--- start of Data rows ---

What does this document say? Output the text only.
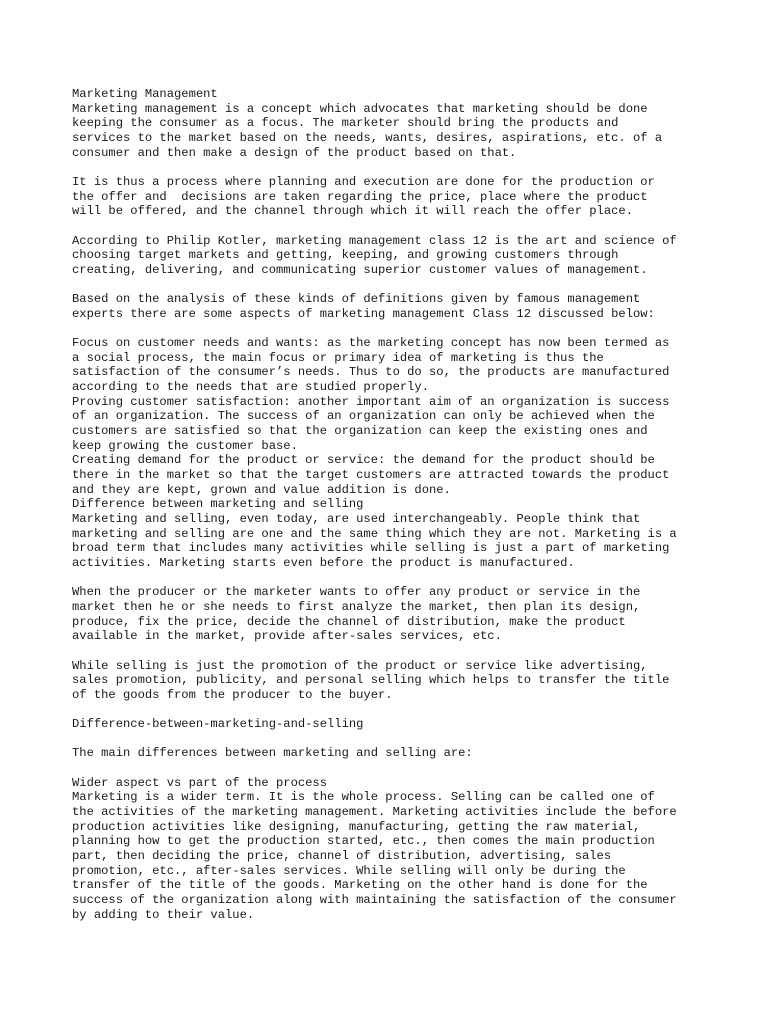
Marketing Management
Marketing management is a concept which advocates that marketing should be done
keeping the consumer as a focus. The marketer should bring the products and
services to the market based on the needs, wants, desires, aspirations, etc. of a
consumer and then make a design of the product based on that.
It is thus a process where planning and execution are done for the production or
the offer and  decisions are taken regarding the price, place where the product
will be offered, and the channel through which it will reach the offer place.
According to Philip Kotler, marketing management class 12 is the art and science of
choosing target markets and getting, keeping, and growing customers through
creating, delivering, and communicating superior customer values of management.
Based on the analysis of these kinds of definitions given by famous management
experts there are some aspects of marketing management Class 12 discussed below:
Focus on customer needs and wants: as the marketing concept has now been termed as
a social process, the main focus or primary idea of marketing is thus the
satisfaction of the consumer’s needs. Thus to do so, the products are manufactured
according to the needs that are studied properly.
Proving customer satisfaction: another important aim of an organization is success
of an organization. The success of an organization can only be achieved when the
customers are satisfied so that the organization can keep the existing ones and
keep growing the customer base.
Creating demand for the product or service: the demand for the product should be
there in the market so that the target customers are attracted towards the product
and they are kept, grown and value addition is done.
Difference between marketing and selling
Marketing and selling, even today, are used interchangeably. People think that
marketing and selling are one and the same thing which they are not. Marketing is a
broad term that includes many activities while selling is just a part of marketing
activities. Marketing starts even before the product is manufactured.
When the producer or the marketer wants to offer any product or service in the
market then he or she needs to first analyze the market, then plan its design,
produce, fix the price, decide the channel of distribution, make the product
available in the market, provide after-sales services, etc.
While selling is just the promotion of the product or service like advertising,
sales promotion, publicity, and personal selling which helps to transfer the title
of the goods from the producer to the buyer.
Difference-between-marketing-and-selling
The main differences between marketing and selling are:
Wider aspect vs part of the process
Marketing is a wider term. It is the whole process. Selling can be called one of
the activities of the marketing management. Marketing activities include the before
production activities like designing, manufacturing, getting the raw material,
planning how to get the production started, etc., then comes the main production
part, then deciding the price, channel of distribution, advertising, sales
promotion, etc., after-sales services. While selling will only be during the
transfer of the title of the goods. Marketing on the other hand is done for the
success of the organization along with maintaining the satisfaction of the consumer
by adding to their value.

--- end of Data rows ---

_Task objective_:
Using the listing above, pull out all lines that hold the word "activities".

_The reply_:
broad term that includes many activities while selling is just a part of marketing
activities. Marketing starts even before the product is manufactured.
the activities of the marketing management. Marketing activities include the before
production activities like designing, manufacturing, getting the raw material,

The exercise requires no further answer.